## Written request
Extract each line of the records below that contains the word "colorcorrection".

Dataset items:
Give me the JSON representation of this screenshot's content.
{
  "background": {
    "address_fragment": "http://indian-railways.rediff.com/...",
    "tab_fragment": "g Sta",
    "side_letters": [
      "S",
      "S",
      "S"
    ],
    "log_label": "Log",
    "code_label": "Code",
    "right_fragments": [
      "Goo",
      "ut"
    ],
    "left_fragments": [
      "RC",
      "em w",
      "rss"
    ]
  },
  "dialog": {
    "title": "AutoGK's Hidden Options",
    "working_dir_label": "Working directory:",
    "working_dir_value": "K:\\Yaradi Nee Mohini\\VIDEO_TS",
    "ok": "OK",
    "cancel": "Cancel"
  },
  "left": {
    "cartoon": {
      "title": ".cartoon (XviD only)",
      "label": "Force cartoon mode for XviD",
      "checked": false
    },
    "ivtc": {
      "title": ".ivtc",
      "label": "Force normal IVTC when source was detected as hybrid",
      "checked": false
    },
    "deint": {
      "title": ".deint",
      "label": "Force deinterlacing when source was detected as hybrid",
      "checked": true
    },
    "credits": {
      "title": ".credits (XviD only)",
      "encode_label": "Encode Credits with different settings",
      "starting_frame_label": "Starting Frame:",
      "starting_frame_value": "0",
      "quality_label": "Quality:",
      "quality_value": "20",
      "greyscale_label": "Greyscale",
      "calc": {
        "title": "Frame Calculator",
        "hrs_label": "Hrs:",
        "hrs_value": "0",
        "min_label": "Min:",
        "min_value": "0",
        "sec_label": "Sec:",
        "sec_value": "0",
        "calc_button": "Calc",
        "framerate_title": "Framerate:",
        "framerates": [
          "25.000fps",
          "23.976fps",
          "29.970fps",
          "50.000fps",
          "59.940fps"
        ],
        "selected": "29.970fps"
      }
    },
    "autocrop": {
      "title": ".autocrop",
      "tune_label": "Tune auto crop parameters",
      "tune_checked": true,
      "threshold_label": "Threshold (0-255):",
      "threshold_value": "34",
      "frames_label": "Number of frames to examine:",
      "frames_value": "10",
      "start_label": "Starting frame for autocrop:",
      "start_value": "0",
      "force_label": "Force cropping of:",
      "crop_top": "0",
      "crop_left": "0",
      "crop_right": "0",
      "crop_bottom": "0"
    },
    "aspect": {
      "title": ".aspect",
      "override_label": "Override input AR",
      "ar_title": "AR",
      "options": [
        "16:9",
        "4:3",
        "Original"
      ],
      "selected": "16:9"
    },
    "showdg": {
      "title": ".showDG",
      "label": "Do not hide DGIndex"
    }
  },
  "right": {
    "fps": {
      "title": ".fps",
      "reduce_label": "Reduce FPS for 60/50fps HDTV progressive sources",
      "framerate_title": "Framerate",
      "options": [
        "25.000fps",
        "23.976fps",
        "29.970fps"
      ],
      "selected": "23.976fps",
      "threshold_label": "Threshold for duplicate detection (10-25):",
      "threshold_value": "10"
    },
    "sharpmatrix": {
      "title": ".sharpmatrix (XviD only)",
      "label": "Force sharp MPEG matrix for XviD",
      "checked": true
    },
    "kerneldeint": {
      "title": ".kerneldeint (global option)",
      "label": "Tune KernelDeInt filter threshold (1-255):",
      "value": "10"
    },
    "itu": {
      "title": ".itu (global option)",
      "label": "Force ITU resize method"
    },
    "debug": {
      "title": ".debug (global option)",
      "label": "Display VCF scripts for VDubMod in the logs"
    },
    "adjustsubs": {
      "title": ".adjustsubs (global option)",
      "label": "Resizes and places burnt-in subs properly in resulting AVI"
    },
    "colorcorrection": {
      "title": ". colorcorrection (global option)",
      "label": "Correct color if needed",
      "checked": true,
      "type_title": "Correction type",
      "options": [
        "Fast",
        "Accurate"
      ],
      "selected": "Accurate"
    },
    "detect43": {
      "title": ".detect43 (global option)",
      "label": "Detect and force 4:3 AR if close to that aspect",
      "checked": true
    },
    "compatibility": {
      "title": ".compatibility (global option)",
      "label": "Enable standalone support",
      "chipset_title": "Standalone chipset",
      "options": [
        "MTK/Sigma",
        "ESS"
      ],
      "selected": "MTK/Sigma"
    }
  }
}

## Solution
    "colorcorrection": {
      "title": ". colorcorrection (global option)",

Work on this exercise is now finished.